DATA LISTING:
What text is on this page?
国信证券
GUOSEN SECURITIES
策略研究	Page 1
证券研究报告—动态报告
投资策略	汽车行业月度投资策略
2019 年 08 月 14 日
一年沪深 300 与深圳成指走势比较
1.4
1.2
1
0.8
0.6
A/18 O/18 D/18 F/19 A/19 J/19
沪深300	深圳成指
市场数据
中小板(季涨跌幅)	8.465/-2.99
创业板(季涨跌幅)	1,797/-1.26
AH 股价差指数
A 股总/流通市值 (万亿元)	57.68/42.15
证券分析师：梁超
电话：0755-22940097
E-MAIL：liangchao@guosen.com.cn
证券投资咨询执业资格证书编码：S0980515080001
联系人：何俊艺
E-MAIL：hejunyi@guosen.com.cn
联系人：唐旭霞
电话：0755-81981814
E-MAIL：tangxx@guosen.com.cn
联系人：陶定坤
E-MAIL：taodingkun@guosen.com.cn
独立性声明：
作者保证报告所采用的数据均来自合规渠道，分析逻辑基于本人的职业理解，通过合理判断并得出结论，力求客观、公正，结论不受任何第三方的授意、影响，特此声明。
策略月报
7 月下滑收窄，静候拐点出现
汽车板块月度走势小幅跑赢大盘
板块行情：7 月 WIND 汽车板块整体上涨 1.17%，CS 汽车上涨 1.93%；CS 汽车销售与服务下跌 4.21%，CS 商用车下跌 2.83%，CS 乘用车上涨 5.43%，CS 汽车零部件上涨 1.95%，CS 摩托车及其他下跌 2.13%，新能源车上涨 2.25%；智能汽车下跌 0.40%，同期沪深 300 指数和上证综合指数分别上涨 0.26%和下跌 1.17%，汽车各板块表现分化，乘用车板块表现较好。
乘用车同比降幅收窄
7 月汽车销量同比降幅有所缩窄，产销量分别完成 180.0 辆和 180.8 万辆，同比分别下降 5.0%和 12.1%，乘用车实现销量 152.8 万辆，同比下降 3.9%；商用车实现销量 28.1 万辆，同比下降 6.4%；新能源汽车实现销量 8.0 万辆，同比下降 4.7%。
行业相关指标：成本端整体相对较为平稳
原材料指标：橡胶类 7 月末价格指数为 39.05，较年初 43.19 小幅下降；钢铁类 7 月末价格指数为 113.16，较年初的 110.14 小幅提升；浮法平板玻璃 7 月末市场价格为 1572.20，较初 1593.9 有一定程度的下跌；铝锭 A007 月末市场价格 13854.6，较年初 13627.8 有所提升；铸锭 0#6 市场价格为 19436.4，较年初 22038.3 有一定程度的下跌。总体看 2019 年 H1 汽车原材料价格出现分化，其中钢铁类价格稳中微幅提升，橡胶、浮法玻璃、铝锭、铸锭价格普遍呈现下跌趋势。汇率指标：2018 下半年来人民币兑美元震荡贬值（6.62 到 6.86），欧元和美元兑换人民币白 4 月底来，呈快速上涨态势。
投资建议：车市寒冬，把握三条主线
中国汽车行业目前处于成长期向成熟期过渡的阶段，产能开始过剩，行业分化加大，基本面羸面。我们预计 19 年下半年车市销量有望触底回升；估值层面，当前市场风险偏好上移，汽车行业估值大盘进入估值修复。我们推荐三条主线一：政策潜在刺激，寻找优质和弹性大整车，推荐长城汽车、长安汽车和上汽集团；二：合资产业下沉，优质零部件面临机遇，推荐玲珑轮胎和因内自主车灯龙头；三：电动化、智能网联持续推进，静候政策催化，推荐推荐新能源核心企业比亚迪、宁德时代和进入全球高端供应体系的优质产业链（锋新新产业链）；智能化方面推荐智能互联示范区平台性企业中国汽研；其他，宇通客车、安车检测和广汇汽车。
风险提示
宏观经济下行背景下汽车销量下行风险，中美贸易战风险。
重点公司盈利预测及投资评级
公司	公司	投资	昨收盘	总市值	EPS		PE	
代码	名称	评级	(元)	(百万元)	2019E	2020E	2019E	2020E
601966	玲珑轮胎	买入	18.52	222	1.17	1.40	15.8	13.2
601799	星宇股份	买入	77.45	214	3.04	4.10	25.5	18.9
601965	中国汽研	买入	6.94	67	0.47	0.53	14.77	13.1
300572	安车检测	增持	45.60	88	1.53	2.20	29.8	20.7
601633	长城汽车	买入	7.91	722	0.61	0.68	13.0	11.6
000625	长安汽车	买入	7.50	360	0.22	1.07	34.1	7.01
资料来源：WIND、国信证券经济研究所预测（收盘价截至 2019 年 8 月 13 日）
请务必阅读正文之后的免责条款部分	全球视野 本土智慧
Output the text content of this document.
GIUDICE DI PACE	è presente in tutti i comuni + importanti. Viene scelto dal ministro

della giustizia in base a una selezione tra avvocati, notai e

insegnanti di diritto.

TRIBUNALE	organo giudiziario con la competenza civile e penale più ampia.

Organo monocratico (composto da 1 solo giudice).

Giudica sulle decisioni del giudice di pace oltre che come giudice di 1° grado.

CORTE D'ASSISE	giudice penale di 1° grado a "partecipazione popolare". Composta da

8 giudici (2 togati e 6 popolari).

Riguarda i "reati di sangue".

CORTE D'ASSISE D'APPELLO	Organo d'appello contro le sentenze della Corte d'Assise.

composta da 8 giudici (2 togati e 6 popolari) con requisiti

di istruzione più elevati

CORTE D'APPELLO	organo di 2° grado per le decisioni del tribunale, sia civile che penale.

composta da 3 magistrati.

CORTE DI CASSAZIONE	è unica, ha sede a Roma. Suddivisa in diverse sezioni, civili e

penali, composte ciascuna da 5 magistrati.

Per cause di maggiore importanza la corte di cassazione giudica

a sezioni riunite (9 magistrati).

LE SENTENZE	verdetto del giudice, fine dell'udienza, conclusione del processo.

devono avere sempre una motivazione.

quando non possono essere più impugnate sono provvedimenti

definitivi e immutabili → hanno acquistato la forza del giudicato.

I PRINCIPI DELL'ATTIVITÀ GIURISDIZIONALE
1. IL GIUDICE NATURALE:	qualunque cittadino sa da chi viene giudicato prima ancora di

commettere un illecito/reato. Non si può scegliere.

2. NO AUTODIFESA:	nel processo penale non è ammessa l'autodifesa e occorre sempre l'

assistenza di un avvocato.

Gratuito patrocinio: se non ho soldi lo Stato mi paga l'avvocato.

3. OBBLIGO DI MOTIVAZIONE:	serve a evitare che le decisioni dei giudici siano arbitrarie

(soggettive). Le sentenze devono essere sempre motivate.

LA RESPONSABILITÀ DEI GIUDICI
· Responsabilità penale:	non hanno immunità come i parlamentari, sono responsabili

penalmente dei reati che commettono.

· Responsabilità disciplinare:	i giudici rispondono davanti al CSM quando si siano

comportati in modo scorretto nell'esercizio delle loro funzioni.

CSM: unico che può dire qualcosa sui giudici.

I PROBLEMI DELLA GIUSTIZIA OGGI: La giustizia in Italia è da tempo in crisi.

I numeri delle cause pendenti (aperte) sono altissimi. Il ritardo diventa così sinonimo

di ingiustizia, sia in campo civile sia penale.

STATED PROBLEM: Above are the records; retype every one exactly.

REPLY TO THE EXERCISE:
What text is on this page?
国信证券
GUOSEN SECURITIES
策略研究	Page 1
证券研究报告—动态报告
投资策略	汽车行业月度投资策略
2019 年 08 月 14 日
一年沪深 300 与深圳成指走势比较
1.4
1.2
1
0.8
0.6
A/18 O/18 D/18 F/19 A/19 J/19
沪深300	深圳成指
市场数据
中小板(季涨跌幅)	8.465/-2.99
创业板(季涨跌幅)	1,797/-1.26
AH 股价差指数
A 股总/流通市值 (万亿元)	57.68/42.15
证券分析师：梁超
电话：0755-22940097
E-MAIL：liangchao@guosen.com.cn
证券投资咨询执业资格证书编码：S0980515080001
联系人：何俊艺
E-MAIL：hejunyi@guosen.com.cn
联系人：唐旭霞
电话：0755-81981814
E-MAIL：tangxx@guosen.com.cn
联系人：陶定坤
E-MAIL：taodingkun@guosen.com.cn
独立性声明：
作者保证报告所采用的数据均来自合规渠道，分析逻辑基于本人的职业理解，通过合理判断并得出结论，力求客观、公正，结论不受任何第三方的授意、影响，特此声明。
策略月报
7 月下滑收窄，静候拐点出现
汽车板块月度走势小幅跑赢大盘
板块行情：7 月 WIND 汽车板块整体上涨 1.17%，CS 汽车上涨 1.93%；CS 汽车销售与服务下跌 4.21%，CS 商用车下跌 2.83%，CS 乘用车上涨 5.43%，CS 汽车零部件上涨 1.95%，CS 摩托车及其他下跌 2.13%，新能源车上涨 2.25%；智能汽车下跌 0.40%，同期沪深 300 指数和上证综合指数分别上涨 0.26%和下跌 1.17%，汽车各板块表现分化，乘用车板块表现较好。
乘用车同比降幅收窄
7 月汽车销量同比降幅有所缩窄，产销量分别完成 180.0 辆和 180.8 万辆，同比分别下降 5.0%和 12.1%，乘用车实现销量 152.8 万辆，同比下降 3.9%；商用车实现销量 28.1 万辆，同比下降 6.4%；新能源汽车实现销量 8.0 万辆，同比下降 4.7%。
行业相关指标：成本端整体相对较为平稳
原材料指标：橡胶类 7 月末价格指数为 39.05，较年初 43.19 小幅下降；钢铁类 7 月末价格指数为 113.16，较年初的 110.14 小幅提升；浮法平板玻璃 7 月末市场价格为 1572.20，较初 1593.9 有一定程度的下跌；铝锭 A007 月末市场价格 13854.6，较年初 13627.8 有所提升；铸锭 0#6 市场价格为 19436.4，较年初 22038.3 有一定程度的下跌。总体看 2019 年 H1 汽车原材料价格出现分化，其中钢铁类价格稳中微幅提升，橡胶、浮法玻璃、铝锭、铸锭价格普遍呈现下跌趋势。汇率指标：2018 下半年来人民币兑美元震荡贬值（6.62 到 6.86），欧元和美元兑换人民币白 4 月底来，呈快速上涨态势。
投资建议：车市寒冬，把握三条主线
中国汽车行业目前处于成长期向成熟期过渡的阶段，产能开始过剩，行业分化加大，基本面羸面。我们预计 19 年下半年车市销量有望触底回升；估值层面，当前市场风险偏好上移，汽车行业估值大盘进入估值修复。我们推荐三条主线一：政策潜在刺激，寻找优质和弹性大整车，推荐长城汽车、长安汽车和上汽集团；二：合资产业下沉，优质零部件面临机遇，推荐玲珑轮胎和因内自主车灯龙头；三：电动化、智能网联持续推进，静候政策催化，推荐推荐新能源核心企业比亚迪、宁德时代和进入全球高端供应体系的优质产业链（锋新新产业链）；智能化方面推荐智能互联示范区平台性企业中国汽研；其他，宇通客车、安车检测和广汇汽车。
风险提示
宏观经济下行背景下汽车销量下行风险，中美贸易战风险。
重点公司盈利预测及投资评级
公司	公司	投资	昨收盘	总市值	EPS		PE	
代码	名称	评级	(元)	(百万元)	2019E	2020E	2019E	2020E
601966	玲珑轮胎	买入	18.52	222	1.17	1.40	15.8	13.2
601799	星宇股份	买入	77.45	214	3.04	4.10	25.5	18.9
601965	中国汽研	买入	6.94	67	0.47	0.53	14.77	13.1
300572	安车检测	增持	45.60	88	1.53	2.20	29.8	20.7
601633	长城汽车	买入	7.91	722	0.61	0.68	13.0	11.6
000625	长安汽车	买入	7.50	360	0.22	1.07	34.1	7.01
资料来源：WIND、国信证券经济研究所预测（收盘价截至 2019 年 8 月 13 日）
请务必阅读正文之后的免责条款部分	全球视野 本土智慧
Output the text content of this document.
GIUDICE DI PACE	è presente in tutti i comuni + importanti. Viene scelto dal ministro

della giustizia in base a una selezione tra avvocati, notai e

insegnanti di diritto.

TRIBUNALE	organo giudiziario con la competenza civile e penale più ampia.

Organo monocratico (composto da 1 solo giudice).

Giudica sulle decisioni del giudice di pace oltre che come giudice di 1° grado.

CORTE D'ASSISE	giudice penale di 1° grado a "partecipazione popolare". Composta da

8 giudici (2 togati e 6 popolari).

Riguarda i "reati di sangue".

CORTE D'ASSISE D'APPELLO	Organo d'appello contro le sentenze della Corte d'Assise.

composta da 8 giudici (2 togati e 6 popolari) con requisiti

di istruzione più elevati

CORTE D'APPELLO	organo di 2° grado per le decisioni del tribunale, sia civile che penale.

composta da 3 magistrati.

CORTE DI CASSAZIONE	è unica, ha sede a Roma. Suddivisa in diverse sezioni, civili e

penali, composte ciascuna da 5 magistrati.

Per cause di maggiore importanza la corte di cassazione giudica

a sezioni riunite (9 magistrati).

LE SENTENZE	verdetto del giudice, fine dell'udienza, conclusione del processo.

devono avere sempre una motivazione.

quando non possono essere più impugnate sono provvedimenti

definitivi e immutabili → hanno acquistato la forza del giudicato.

I PRINCIPI DELL'ATTIVITÀ GIURISDIZIONALE
1. IL GIUDICE NATURALE:	qualunque cittadino sa da chi viene giudicato prima ancora di

commettere un illecito/reato. Non si può scegliere.

2. NO AUTODIFESA:	nel processo penale non è ammessa l'autodifesa e occorre sempre l'

assistenza di un avvocato.

Gratuito patrocinio: se non ho soldi lo Stato mi paga l'avvocato.

3. OBBLIGO DI MOTIVAZIONE:	serve a evitare che le decisioni dei giudici siano arbitrarie

(soggettive). Le sentenze devono essere sempre motivate.

LA RESPONSABILITÀ DEI GIUDICI
· Responsabilità penale:	non hanno immunità come i parlamentari, sono responsabili

penalmente dei reati che commettono.

· Responsabilità disciplinare:	i giudici rispondono davanti al CSM quando si siano

comportati in modo scorretto nell'esercizio delle loro funzioni.

CSM: unico che può dire qualcosa sui giudici.

I PROBLEMI DELLA GIUSTIZIA OGGI: La giustizia in Italia è da tempo in crisi.

I numeri delle cause pendenti (aperte) sono altissimi. Il ritardo diventa così sinonimo

di ingiustizia, sia in campo civile sia penale.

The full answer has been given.